*Task objective*: Please transcribe the records precisely; pictures stay out of your copy.

*Stored rows*:
※

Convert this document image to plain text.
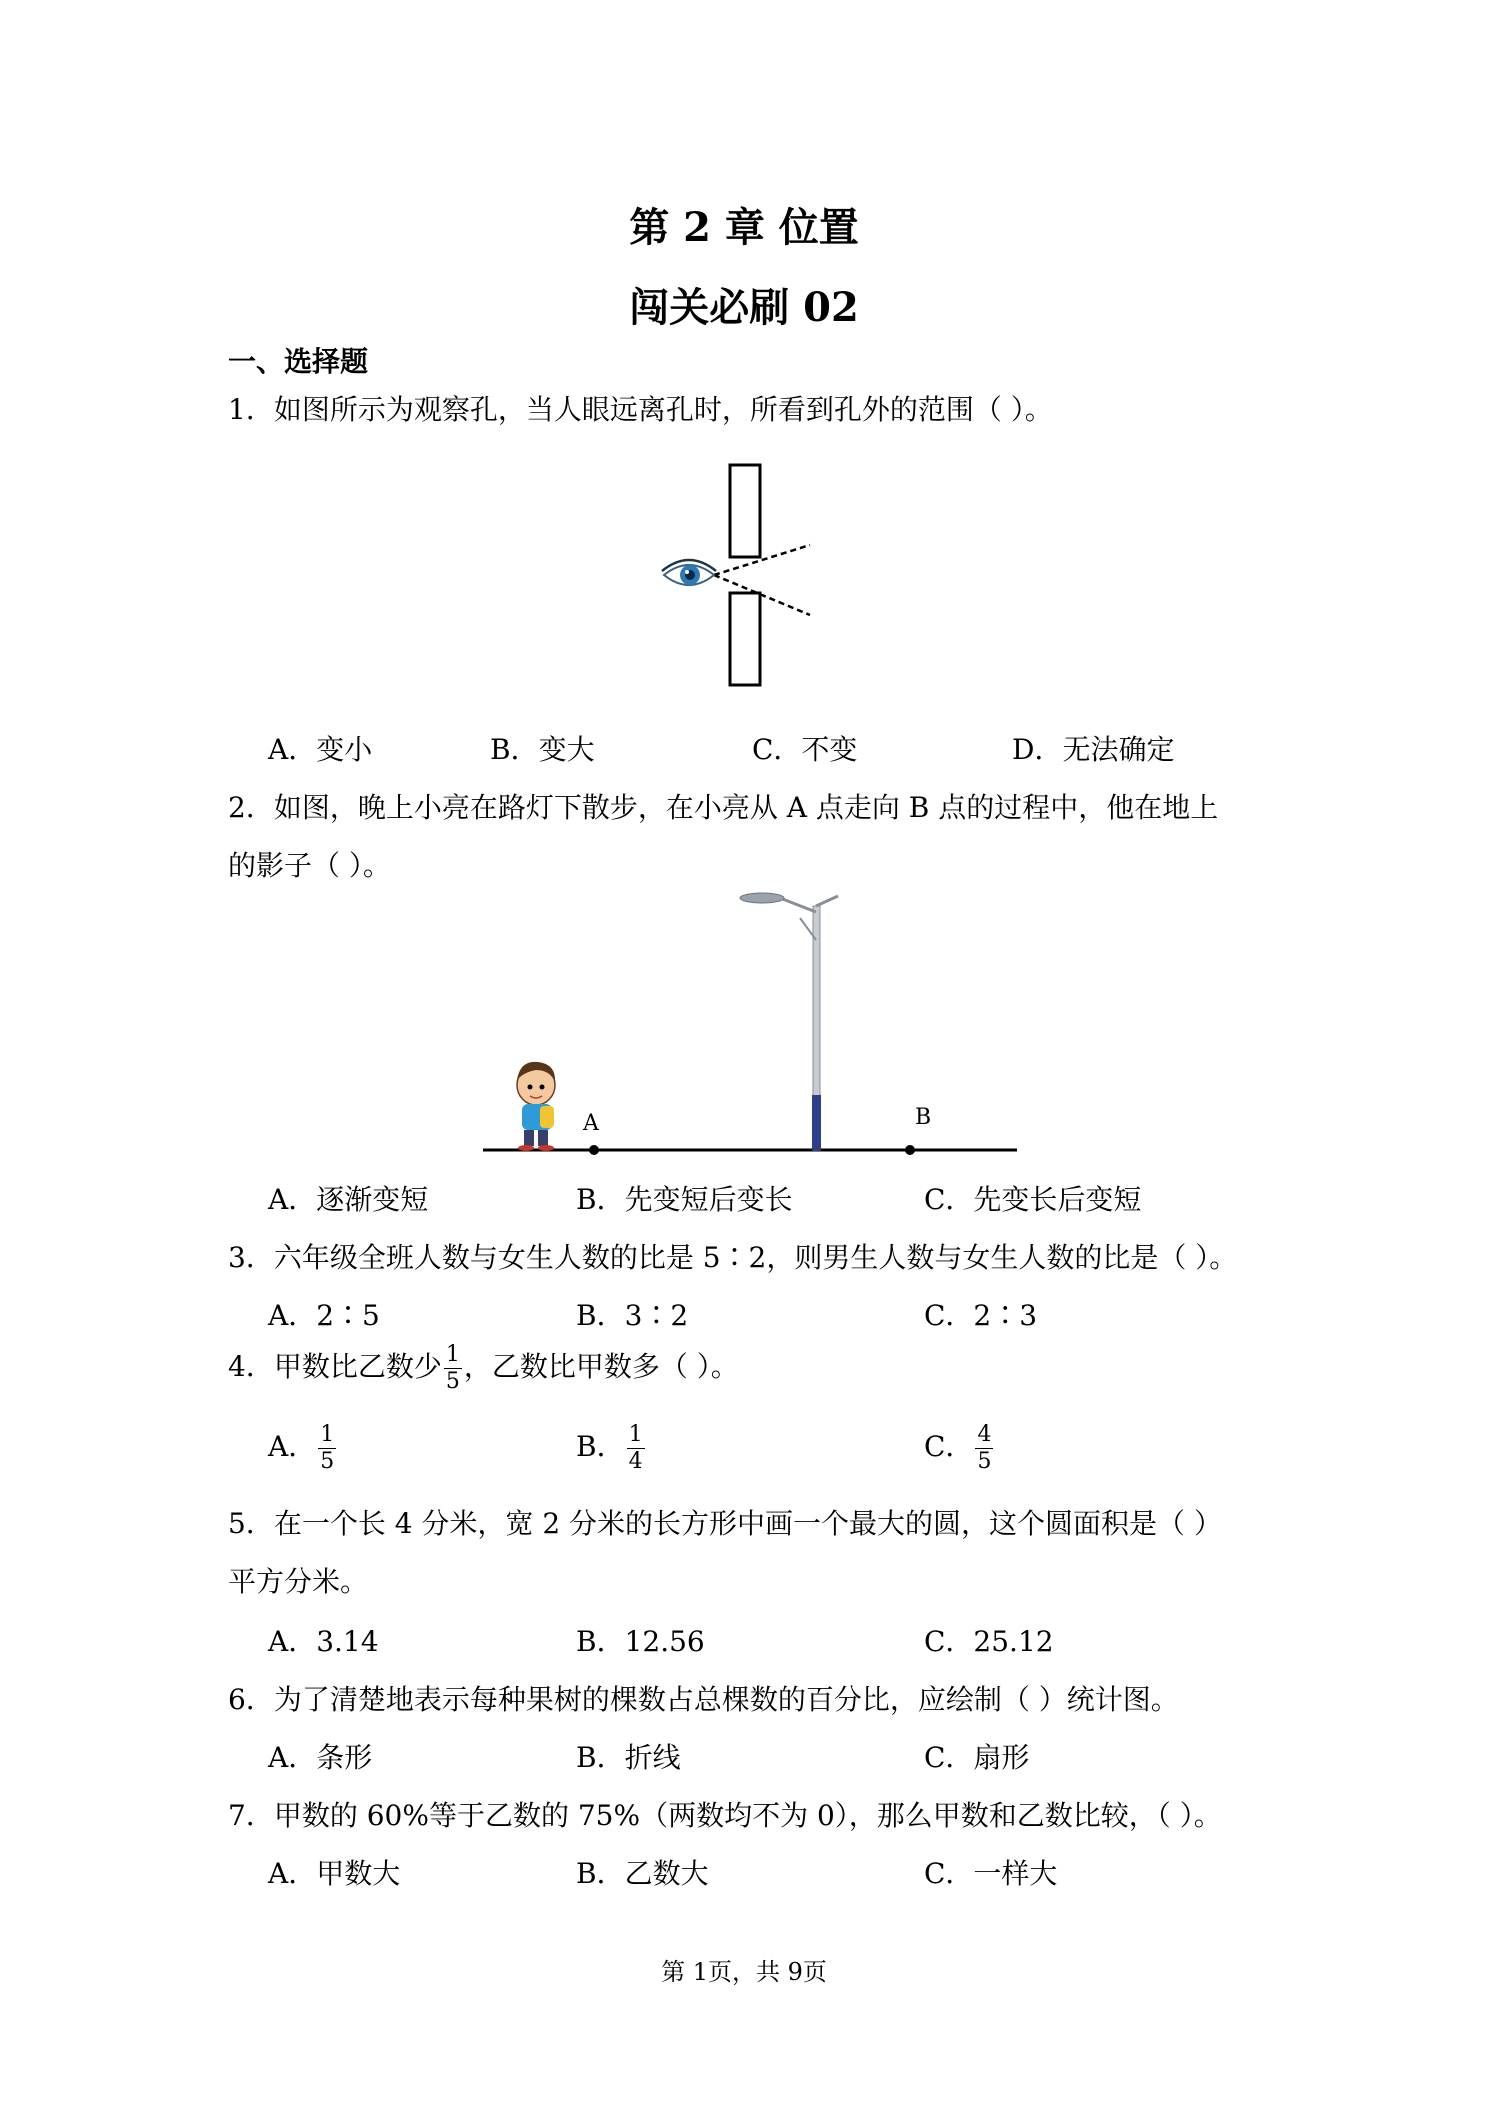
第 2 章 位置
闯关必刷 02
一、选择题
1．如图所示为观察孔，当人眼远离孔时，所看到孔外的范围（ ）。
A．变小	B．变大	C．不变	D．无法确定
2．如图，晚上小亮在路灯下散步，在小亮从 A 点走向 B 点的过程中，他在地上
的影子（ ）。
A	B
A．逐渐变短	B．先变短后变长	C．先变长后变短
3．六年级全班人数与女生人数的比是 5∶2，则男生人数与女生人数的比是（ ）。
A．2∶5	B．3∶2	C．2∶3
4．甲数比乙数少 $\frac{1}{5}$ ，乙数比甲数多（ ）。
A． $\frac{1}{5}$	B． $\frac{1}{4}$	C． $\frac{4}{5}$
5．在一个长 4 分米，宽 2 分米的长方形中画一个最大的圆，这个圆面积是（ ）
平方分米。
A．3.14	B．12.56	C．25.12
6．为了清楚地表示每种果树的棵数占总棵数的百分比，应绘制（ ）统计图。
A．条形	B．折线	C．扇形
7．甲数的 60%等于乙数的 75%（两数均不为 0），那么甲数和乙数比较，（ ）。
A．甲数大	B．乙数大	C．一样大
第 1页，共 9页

※

*In response*:
Convert this document image to plain text.
第 2 章 位置
闯关必刷 02
一、选择题
1．如图所示为观察孔，当人眼远离孔时，所看到孔外的范围（ ）。
A．变小	B．变大	C．不变	D．无法确定
2．如图，晚上小亮在路灯下散步，在小亮从 A 点走向 B 点的过程中，他在地上
的影子（ ）。
A	B
A．逐渐变短	B．先变短后变长	C．先变长后变短
3．六年级全班人数与女生人数的比是 5∶2，则男生人数与女生人数的比是（ ）。
A．2∶5	B．3∶2	C．2∶3
4．甲数比乙数少 $\frac{1}{5}$ ，乙数比甲数多（ ）。
A． $\frac{1}{5}$	B． $\frac{1}{4}$	C． $\frac{4}{5}$
5．在一个长 4 分米，宽 2 分米的长方形中画一个最大的圆，这个圆面积是（ ）
平方分米。
A．3.14	B．12.56	C．25.12
6．为了清楚地表示每种果树的棵数占总棵数的百分比，应绘制（ ）统计图。
A．条形	B．折线	C．扇形
7．甲数的 60%等于乙数的 75%（两数均不为 0），那么甲数和乙数比较，（ ）。
A．甲数大	B．乙数大	C．一样大
第 1页，共 9页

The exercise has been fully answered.